■ **DATASET**:
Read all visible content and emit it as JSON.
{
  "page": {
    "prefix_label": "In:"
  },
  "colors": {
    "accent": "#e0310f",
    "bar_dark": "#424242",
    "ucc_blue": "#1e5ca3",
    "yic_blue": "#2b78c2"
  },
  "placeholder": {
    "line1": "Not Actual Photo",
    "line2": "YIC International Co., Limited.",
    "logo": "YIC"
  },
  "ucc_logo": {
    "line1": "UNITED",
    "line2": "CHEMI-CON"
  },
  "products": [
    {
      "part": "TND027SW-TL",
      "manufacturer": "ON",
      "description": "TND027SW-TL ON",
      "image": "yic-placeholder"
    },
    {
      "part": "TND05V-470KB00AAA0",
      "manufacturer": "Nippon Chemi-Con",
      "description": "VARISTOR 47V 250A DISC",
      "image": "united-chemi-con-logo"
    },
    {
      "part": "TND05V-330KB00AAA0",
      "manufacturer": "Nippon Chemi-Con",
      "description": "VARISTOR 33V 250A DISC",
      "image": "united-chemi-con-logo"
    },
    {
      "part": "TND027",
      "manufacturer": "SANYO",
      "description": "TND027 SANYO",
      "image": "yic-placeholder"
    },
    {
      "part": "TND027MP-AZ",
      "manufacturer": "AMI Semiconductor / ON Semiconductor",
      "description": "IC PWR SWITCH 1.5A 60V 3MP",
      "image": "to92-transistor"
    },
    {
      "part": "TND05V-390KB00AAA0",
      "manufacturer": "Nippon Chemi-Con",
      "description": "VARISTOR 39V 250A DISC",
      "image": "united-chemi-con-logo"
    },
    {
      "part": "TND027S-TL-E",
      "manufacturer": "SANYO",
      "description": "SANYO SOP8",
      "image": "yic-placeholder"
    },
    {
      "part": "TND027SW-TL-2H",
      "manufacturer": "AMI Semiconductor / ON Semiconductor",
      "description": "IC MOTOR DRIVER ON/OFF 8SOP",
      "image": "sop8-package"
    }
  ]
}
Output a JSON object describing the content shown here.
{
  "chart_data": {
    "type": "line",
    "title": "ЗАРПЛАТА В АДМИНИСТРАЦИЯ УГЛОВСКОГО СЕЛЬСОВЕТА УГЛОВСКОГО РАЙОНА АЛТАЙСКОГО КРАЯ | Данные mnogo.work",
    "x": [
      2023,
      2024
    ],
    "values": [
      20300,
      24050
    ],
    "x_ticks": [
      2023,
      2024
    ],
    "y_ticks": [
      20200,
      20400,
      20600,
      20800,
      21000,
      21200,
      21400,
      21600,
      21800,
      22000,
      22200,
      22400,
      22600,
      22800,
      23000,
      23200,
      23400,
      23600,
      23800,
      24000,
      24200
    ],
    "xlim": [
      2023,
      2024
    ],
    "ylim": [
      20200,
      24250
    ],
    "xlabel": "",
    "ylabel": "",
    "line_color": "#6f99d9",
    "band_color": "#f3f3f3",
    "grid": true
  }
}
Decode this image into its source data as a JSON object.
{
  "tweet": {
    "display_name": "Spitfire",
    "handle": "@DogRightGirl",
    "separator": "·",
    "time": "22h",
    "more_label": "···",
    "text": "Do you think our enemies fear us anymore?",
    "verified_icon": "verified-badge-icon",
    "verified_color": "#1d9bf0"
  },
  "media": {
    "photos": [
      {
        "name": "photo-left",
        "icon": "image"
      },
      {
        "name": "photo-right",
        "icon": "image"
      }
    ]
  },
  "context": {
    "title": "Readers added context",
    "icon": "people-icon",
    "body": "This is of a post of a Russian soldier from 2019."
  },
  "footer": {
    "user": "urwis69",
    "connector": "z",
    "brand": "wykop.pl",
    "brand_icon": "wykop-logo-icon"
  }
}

■ **TASK OBJECTIVE**: Repeat the material above in full, keeping every word.

■ **TASK ANSWER**:
Read all visible content and emit it as JSON.
{
  "page": {
    "prefix_label": "In:"
  },
  "colors": {
    "accent": "#e0310f",
    "bar_dark": "#424242",
    "ucc_blue": "#1e5ca3",
    "yic_blue": "#2b78c2"
  },
  "placeholder": {
    "line1": "Not Actual Photo",
    "line2": "YIC International Co., Limited.",
    "logo": "YIC"
  },
  "ucc_logo": {
    "line1": "UNITED",
    "line2": "CHEMI-CON"
  },
  "products": [
    {
      "part": "TND027SW-TL",
      "manufacturer": "ON",
      "description": "TND027SW-TL ON",
      "image": "yic-placeholder"
    },
    {
      "part": "TND05V-470KB00AAA0",
      "manufacturer": "Nippon Chemi-Con",
      "description": "VARISTOR 47V 250A DISC",
      "image": "united-chemi-con-logo"
    },
    {
      "part": "TND05V-330KB00AAA0",
      "manufacturer": "Nippon Chemi-Con",
      "description": "VARISTOR 33V 250A DISC",
      "image": "united-chemi-con-logo"
    },
    {
      "part": "TND027",
      "manufacturer": "SANYO",
      "description": "TND027 SANYO",
      "image": "yic-placeholder"
    },
    {
      "part": "TND027MP-AZ",
      "manufacturer": "AMI Semiconductor / ON Semiconductor",
      "description": "IC PWR SWITCH 1.5A 60V 3MP",
      "image": "to92-transistor"
    },
    {
      "part": "TND05V-390KB00AAA0",
      "manufacturer": "Nippon Chemi-Con",
      "description": "VARISTOR 39V 250A DISC",
      "image": "united-chemi-con-logo"
    },
    {
      "part": "TND027S-TL-E",
      "manufacturer": "SANYO",
      "description": "SANYO SOP8",
      "image": "yic-placeholder"
    },
    {
      "part": "TND027SW-TL-2H",
      "manufacturer": "AMI Semiconductor / ON Semiconductor",
      "description": "IC MOTOR DRIVER ON/OFF 8SOP",
      "image": "sop8-package"
    }
  ]
}
Output a JSON object describing the content shown here.
{
  "chart_data": {
    "type": "line",
    "title": "ЗАРПЛАТА В АДМИНИСТРАЦИЯ УГЛОВСКОГО СЕЛЬСОВЕТА УГЛОВСКОГО РАЙОНА АЛТАЙСКОГО КРАЯ | Данные mnogo.work",
    "x": [
      2023,
      2024
    ],
    "values": [
      20300,
      24050
    ],
    "x_ticks": [
      2023,
      2024
    ],
    "y_ticks": [
      20200,
      20400,
      20600,
      20800,
      21000,
      21200,
      21400,
      21600,
      21800,
      22000,
      22200,
      22400,
      22600,
      22800,
      23000,
      23200,
      23400,
      23600,
      23800,
      24000,
      24200
    ],
    "xlim": [
      2023,
      2024
    ],
    "ylim": [
      20200,
      24250
    ],
    "xlabel": "",
    "ylabel": "",
    "line_color": "#6f99d9",
    "band_color": "#f3f3f3",
    "grid": true
  }
}
Decode this image into its source data as a JSON object.
{
  "tweet": {
    "display_name": "Spitfire",
    "handle": "@DogRightGirl",
    "separator": "·",
    "time": "22h",
    "more_label": "···",
    "text": "Do you think our enemies fear us anymore?",
    "verified_icon": "verified-badge-icon",
    "verified_color": "#1d9bf0"
  },
  "media": {
    "photos": [
      {
        "name": "photo-left",
        "icon": "image"
      },
      {
        "name": "photo-right",
        "icon": "image"
      }
    ]
  },
  "context": {
    "title": "Readers added context",
    "icon": "people-icon",
    "body": "This is of a post of a Russian soldier from 2019."
  },
  "footer": {
    "user": "urwis69",
    "connector": "z",
    "brand": "wykop.pl",
    "brand_icon": "wykop-logo-icon"
  }
}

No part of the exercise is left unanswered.